>> Start
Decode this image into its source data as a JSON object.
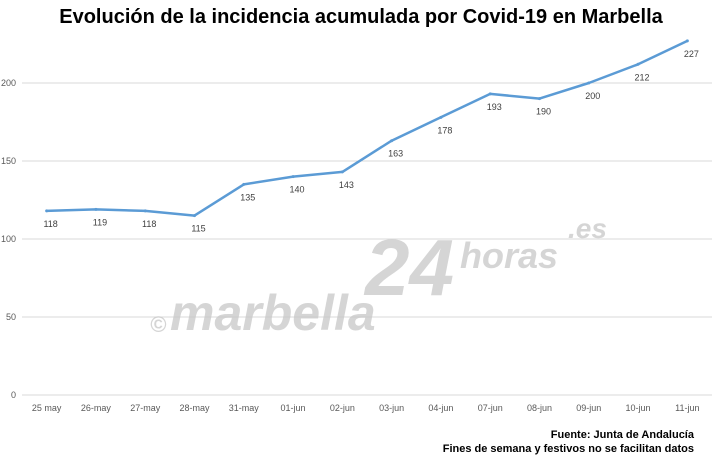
{
  "chart_data": {
    "type": "line",
    "title": "Evolución de la incidencia acumulada por Covid-19 en Marbella",
    "xlabel": "",
    "ylabel": "",
    "categories": [
      "25 may",
      "26-may",
      "27-may",
      "28-may",
      "31-may",
      "01-jun",
      "02-jun",
      "03-jun",
      "04-jun",
      "07-jun",
      "08-jun",
      "09-jun",
      "10-jun",
      "11-jun"
    ],
    "series": [
      {
        "values": [
          118,
          119,
          118,
          115,
          135,
          140,
          143,
          163,
          178,
          193,
          190,
          200,
          212,
          227
        ]
      }
    ],
    "ylim": [
      0,
      250
    ],
    "yticks": [
      "0",
      "50",
      "100",
      "150",
      "200"
    ],
    "data_labels": [
      "118",
      "119",
      "118",
      "115",
      "135",
      "140",
      "143",
      "163",
      "178",
      "193",
      "190",
      "200",
      "212",
      "227"
    ],
    "grid": true,
    "legend": "none",
    "line_color": "#5b9bd5"
  },
  "watermark": {
    "copyright": "©",
    "name": "marbella",
    "number": "24",
    "suffix": "horas",
    "domain": ".es"
  },
  "notes": {
    "source": "Fuente: Junta de Andalucía",
    "disclaimer": "Fines de semana y festivos no se facilitan datos"
  }
}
>> End
[Set problem]:
Return every line above in which the string "source" occurs.

[Task solution]:
Decode this image into its source data as a JSON object.
    "source": "Fuente: Junta de Andalucía",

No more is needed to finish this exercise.